==== Task input ====

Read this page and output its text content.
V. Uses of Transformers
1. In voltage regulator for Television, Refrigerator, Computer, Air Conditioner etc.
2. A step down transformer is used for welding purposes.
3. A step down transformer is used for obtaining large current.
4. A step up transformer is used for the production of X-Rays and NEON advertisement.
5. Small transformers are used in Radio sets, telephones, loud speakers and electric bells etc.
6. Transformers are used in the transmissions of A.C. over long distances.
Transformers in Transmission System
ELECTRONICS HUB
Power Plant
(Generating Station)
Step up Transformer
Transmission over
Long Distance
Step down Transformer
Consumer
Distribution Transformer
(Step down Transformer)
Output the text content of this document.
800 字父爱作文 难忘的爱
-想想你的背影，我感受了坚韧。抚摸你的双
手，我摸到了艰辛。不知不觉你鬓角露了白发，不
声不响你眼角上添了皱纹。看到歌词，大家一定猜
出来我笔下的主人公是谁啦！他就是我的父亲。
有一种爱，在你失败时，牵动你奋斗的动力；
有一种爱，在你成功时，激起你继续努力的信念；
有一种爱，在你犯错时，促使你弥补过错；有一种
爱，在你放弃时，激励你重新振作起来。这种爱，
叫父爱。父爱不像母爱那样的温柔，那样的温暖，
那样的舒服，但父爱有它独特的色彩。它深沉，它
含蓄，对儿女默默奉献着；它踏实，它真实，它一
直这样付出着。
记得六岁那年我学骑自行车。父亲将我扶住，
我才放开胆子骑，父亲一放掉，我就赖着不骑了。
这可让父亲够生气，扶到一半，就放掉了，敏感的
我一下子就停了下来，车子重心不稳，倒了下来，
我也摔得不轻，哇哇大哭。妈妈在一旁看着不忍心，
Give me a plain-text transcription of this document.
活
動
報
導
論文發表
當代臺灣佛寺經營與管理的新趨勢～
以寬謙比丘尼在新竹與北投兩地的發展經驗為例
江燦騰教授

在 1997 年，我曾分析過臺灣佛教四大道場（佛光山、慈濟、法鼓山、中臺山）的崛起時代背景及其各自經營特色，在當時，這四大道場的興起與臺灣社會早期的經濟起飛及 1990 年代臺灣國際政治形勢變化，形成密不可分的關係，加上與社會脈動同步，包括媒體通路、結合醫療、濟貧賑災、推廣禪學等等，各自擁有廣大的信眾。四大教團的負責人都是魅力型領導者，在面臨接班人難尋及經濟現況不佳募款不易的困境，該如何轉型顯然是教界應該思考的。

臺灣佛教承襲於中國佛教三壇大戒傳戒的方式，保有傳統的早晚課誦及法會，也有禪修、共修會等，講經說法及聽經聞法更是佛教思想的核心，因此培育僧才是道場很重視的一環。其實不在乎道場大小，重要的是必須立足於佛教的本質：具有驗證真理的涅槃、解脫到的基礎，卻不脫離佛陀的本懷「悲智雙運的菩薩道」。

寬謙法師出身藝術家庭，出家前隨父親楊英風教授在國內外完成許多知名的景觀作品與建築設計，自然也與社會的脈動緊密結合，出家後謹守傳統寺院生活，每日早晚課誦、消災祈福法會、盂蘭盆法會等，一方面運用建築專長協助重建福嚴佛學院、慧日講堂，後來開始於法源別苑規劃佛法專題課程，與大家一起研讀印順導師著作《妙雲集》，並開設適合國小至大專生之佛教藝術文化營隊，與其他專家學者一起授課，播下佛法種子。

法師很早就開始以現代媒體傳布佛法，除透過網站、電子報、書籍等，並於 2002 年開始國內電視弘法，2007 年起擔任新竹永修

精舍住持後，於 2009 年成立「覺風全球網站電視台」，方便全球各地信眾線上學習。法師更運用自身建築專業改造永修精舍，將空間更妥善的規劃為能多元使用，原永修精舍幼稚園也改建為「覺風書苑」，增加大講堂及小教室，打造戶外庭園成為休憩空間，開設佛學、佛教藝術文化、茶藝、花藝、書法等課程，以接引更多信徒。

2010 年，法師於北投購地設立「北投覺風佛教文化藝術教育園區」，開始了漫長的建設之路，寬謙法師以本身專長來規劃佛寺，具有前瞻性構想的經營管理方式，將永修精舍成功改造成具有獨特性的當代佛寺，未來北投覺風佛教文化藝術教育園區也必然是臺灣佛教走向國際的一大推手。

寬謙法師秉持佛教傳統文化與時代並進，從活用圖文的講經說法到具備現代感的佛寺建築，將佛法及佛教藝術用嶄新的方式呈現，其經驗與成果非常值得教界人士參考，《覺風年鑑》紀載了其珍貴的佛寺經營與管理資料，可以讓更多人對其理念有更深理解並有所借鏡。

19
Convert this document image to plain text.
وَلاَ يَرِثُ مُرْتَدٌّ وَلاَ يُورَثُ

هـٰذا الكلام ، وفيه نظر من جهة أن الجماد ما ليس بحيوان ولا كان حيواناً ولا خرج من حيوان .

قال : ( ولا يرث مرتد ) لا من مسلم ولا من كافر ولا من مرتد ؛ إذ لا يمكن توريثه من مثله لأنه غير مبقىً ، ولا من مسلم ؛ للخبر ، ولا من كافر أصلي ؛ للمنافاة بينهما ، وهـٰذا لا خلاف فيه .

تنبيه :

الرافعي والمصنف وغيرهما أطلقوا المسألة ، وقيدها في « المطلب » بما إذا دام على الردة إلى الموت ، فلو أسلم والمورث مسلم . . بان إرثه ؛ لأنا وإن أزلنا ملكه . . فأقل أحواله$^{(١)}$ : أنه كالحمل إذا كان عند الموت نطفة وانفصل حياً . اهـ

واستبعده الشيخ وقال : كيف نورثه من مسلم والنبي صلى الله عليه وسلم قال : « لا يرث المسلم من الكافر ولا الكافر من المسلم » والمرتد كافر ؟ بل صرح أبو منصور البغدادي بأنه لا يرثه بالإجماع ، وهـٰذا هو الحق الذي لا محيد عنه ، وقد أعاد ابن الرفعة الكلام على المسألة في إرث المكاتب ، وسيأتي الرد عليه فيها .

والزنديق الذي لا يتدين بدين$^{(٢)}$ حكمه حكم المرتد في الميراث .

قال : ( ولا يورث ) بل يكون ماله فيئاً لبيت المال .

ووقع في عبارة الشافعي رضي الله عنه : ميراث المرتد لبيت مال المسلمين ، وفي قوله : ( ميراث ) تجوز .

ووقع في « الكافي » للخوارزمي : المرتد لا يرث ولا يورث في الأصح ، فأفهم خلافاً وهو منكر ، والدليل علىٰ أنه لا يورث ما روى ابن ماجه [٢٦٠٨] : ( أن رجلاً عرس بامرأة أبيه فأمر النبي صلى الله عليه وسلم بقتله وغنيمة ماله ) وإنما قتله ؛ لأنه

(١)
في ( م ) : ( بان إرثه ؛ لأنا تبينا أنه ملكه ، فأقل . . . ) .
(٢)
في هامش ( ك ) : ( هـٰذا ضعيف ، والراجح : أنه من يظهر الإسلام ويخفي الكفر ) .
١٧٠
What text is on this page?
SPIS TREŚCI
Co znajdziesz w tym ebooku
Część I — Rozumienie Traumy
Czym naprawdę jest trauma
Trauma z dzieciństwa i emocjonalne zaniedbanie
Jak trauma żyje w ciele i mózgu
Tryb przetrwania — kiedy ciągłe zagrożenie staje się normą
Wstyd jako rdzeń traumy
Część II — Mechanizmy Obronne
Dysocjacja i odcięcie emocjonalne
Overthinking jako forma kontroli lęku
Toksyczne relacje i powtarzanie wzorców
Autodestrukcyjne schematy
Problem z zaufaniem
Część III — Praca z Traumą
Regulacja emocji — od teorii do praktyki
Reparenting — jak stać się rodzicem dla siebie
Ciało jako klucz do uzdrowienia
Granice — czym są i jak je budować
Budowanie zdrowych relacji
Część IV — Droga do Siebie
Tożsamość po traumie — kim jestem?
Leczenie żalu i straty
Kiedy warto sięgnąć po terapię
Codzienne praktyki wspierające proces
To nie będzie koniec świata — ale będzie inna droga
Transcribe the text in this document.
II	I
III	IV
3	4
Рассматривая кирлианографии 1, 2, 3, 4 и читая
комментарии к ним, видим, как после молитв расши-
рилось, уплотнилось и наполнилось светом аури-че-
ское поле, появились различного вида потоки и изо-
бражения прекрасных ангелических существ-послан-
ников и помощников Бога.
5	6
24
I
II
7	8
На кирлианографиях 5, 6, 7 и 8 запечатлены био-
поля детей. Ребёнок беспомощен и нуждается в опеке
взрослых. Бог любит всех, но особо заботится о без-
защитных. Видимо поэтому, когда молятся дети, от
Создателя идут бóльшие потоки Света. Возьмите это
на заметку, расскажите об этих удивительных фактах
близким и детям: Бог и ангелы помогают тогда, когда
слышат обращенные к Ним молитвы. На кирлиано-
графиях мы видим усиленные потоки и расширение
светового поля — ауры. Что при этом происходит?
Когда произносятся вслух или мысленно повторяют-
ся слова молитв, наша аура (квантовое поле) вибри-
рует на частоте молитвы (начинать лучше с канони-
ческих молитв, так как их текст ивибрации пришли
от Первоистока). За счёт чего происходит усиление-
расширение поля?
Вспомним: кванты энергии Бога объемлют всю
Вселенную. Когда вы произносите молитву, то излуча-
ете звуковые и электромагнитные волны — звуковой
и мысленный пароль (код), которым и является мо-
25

====

- [What is required]: Report how many lines in the data contain the word "this", with no words besides the number.

- [Answer]: 6